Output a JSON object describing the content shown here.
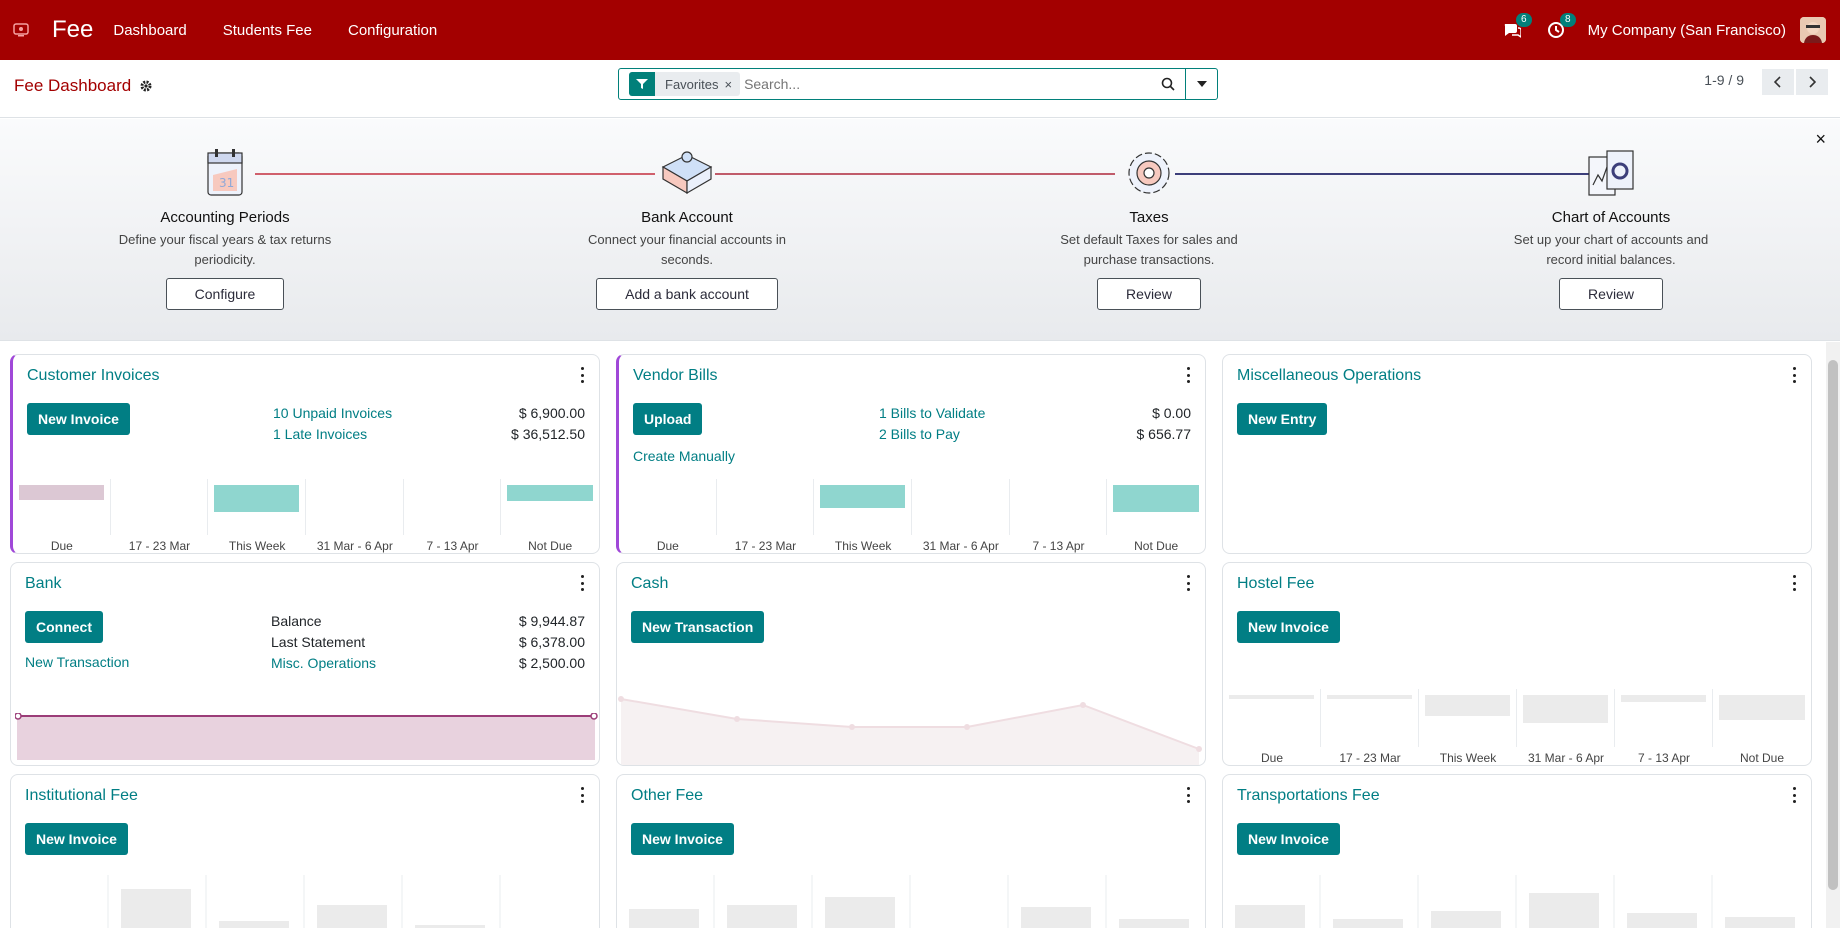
{
  "navbar": {
    "brand": "Fee",
    "menu": [
      "Dashboard",
      "Students Fee",
      "Configuration"
    ],
    "messages_count": "6",
    "activities_count": "8",
    "company": "My Company (San Francisco)"
  },
  "control_panel": {
    "breadcrumb": "Fee Dashboard",
    "facet_label": "Favorites",
    "facet_remove": "×",
    "search_placeholder": "Search...",
    "pager": "1-9 / 9"
  },
  "onboarding": {
    "close": "×",
    "steps": [
      {
        "title": "Accounting Periods",
        "desc": "Define your fiscal years & tax returns periodicity.",
        "button": "Configure"
      },
      {
        "title": "Bank Account",
        "desc": "Connect your financial accounts in seconds.",
        "button": "Add a bank account"
      },
      {
        "title": "Taxes",
        "desc": "Set default Taxes for sales and purchase transactions.",
        "button": "Review"
      },
      {
        "title": "Chart of Accounts",
        "desc": "Set up your chart of accounts and record initial balances.",
        "button": "Review"
      }
    ]
  },
  "colors": {
    "brand": "#a30000",
    "accent": "#017e84",
    "purple": "#a048d8"
  },
  "cards": {
    "customer_invoices": {
      "title": "Customer Invoices",
      "button": "New Invoice",
      "rows": [
        {
          "label": "10 Unpaid Invoices",
          "value": "$ 6,900.00"
        },
        {
          "label": "1 Late Invoices",
          "value": "$ 36,512.50"
        }
      ],
      "chart_data": {
        "type": "bar",
        "categories": [
          "Due",
          "17 - 23 Mar",
          "This Week",
          "31 Mar - 6 Apr",
          "7 - 13 Apr",
          "Not Due"
        ],
        "values": [
          6900,
          0,
          12000,
          0,
          0,
          7000
        ]
      }
    },
    "vendor_bills": {
      "title": "Vendor Bills",
      "button": "Upload",
      "extra_link": "Create Manually",
      "rows": [
        {
          "label": "1 Bills to Validate",
          "value": "$ 0.00"
        },
        {
          "label": "2 Bills to Pay",
          "value": "$ 656.77"
        }
      ],
      "chart_data": {
        "type": "bar",
        "categories": [
          "Due",
          "17 - 23 Mar",
          "This Week",
          "31 Mar - 6 Apr",
          "7 - 13 Apr",
          "Not Due"
        ],
        "values": [
          0,
          0,
          300,
          0,
          0,
          356
        ]
      }
    },
    "misc_operations": {
      "title": "Miscellaneous Operations",
      "button": "New Entry"
    },
    "bank": {
      "title": "Bank",
      "button": "Connect",
      "extra_link": "New Transaction",
      "rows": [
        {
          "label": "Balance",
          "value": "$ 9,944.87",
          "link": false
        },
        {
          "label": "Last Statement",
          "value": "$ 6,378.00",
          "link": false
        },
        {
          "label": "Misc. Operations",
          "value": "$ 2,500.00",
          "link": true
        }
      ]
    },
    "cash": {
      "title": "Cash",
      "button": "New Transaction"
    },
    "hostel_fee": {
      "title": "Hostel Fee",
      "button": "New Invoice",
      "chart_data": {
        "type": "bar",
        "categories": [
          "Due",
          "17 - 23 Mar",
          "This Week",
          "31 Mar - 6 Apr",
          "7 - 13 Apr",
          "Not Due"
        ],
        "values": [
          3,
          5,
          28,
          38,
          9,
          33
        ]
      }
    },
    "institutional_fee": {
      "title": "Institutional Fee",
      "button": "New Invoice"
    },
    "other_fee": {
      "title": "Other Fee",
      "button": "New Invoice"
    },
    "transportations_fee": {
      "title": "Transportations Fee",
      "button": "New Invoice"
    }
  }
}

***

▶ _WORK TO DO_
Without including any pictures, print each record exactly.

▶ _TASK RESPONSE_
Output a JSON object describing the content shown here.
{
  "navbar": {
    "brand": "Fee",
    "menu": [
      "Dashboard",
      "Students Fee",
      "Configuration"
    ],
    "messages_count": "6",
    "activities_count": "8",
    "company": "My Company (San Francisco)"
  },
  "control_panel": {
    "breadcrumb": "Fee Dashboard",
    "facet_label": "Favorites",
    "facet_remove": "×",
    "search_placeholder": "Search...",
    "pager": "1-9 / 9"
  },
  "onboarding": {
    "close": "×",
    "steps": [
      {
        "title": "Accounting Periods",
        "desc": "Define your fiscal years & tax returns periodicity.",
        "button": "Configure"
      },
      {
        "title": "Bank Account",
        "desc": "Connect your financial accounts in seconds.",
        "button": "Add a bank account"
      },
      {
        "title": "Taxes",
        "desc": "Set default Taxes for sales and purchase transactions.",
        "button": "Review"
      },
      {
        "title": "Chart of Accounts",
        "desc": "Set up your chart of accounts and record initial balances.",
        "button": "Review"
      }
    ]
  },
  "colors": {
    "brand": "#a30000",
    "accent": "#017e84",
    "purple": "#a048d8"
  },
  "cards": {
    "customer_invoices": {
      "title": "Customer Invoices",
      "button": "New Invoice",
      "rows": [
        {
          "label": "10 Unpaid Invoices",
          "value": "$ 6,900.00"
        },
        {
          "label": "1 Late Invoices",
          "value": "$ 36,512.50"
        }
      ],
      "chart_data": {
        "type": "bar",
        "categories": [
          "Due",
          "17 - 23 Mar",
          "This Week",
          "31 Mar - 6 Apr",
          "7 - 13 Apr",
          "Not Due"
        ],
        "values": [
          6900,
          0,
          12000,
          0,
          0,
          7000
        ]
      }
    },
    "vendor_bills": {
      "title": "Vendor Bills",
      "button": "Upload",
      "extra_link": "Create Manually",
      "rows": [
        {
          "label": "1 Bills to Validate",
          "value": "$ 0.00"
        },
        {
          "label": "2 Bills to Pay",
          "value": "$ 656.77"
        }
      ],
      "chart_data": {
        "type": "bar",
        "categories": [
          "Due",
          "17 - 23 Mar",
          "This Week",
          "31 Mar - 6 Apr",
          "7 - 13 Apr",
          "Not Due"
        ],
        "values": [
          0,
          0,
          300,
          0,
          0,
          356
        ]
      }
    },
    "misc_operations": {
      "title": "Miscellaneous Operations",
      "button": "New Entry"
    },
    "bank": {
      "title": "Bank",
      "button": "Connect",
      "extra_link": "New Transaction",
      "rows": [
        {
          "label": "Balance",
          "value": "$ 9,944.87",
          "link": false
        },
        {
          "label": "Last Statement",
          "value": "$ 6,378.00",
          "link": false
        },
        {
          "label": "Misc. Operations",
          "value": "$ 2,500.00",
          "link": true
        }
      ]
    },
    "cash": {
      "title": "Cash",
      "button": "New Transaction"
    },
    "hostel_fee": {
      "title": "Hostel Fee",
      "button": "New Invoice",
      "chart_data": {
        "type": "bar",
        "categories": [
          "Due",
          "17 - 23 Mar",
          "This Week",
          "31 Mar - 6 Apr",
          "7 - 13 Apr",
          "Not Due"
        ],
        "values": [
          3,
          5,
          28,
          38,
          9,
          33
        ]
      }
    },
    "institutional_fee": {
      "title": "Institutional Fee",
      "button": "New Invoice"
    },
    "other_fee": {
      "title": "Other Fee",
      "button": "New Invoice"
    },
    "transportations_fee": {
      "title": "Transportations Fee",
      "button": "New Invoice"
    }
  }
}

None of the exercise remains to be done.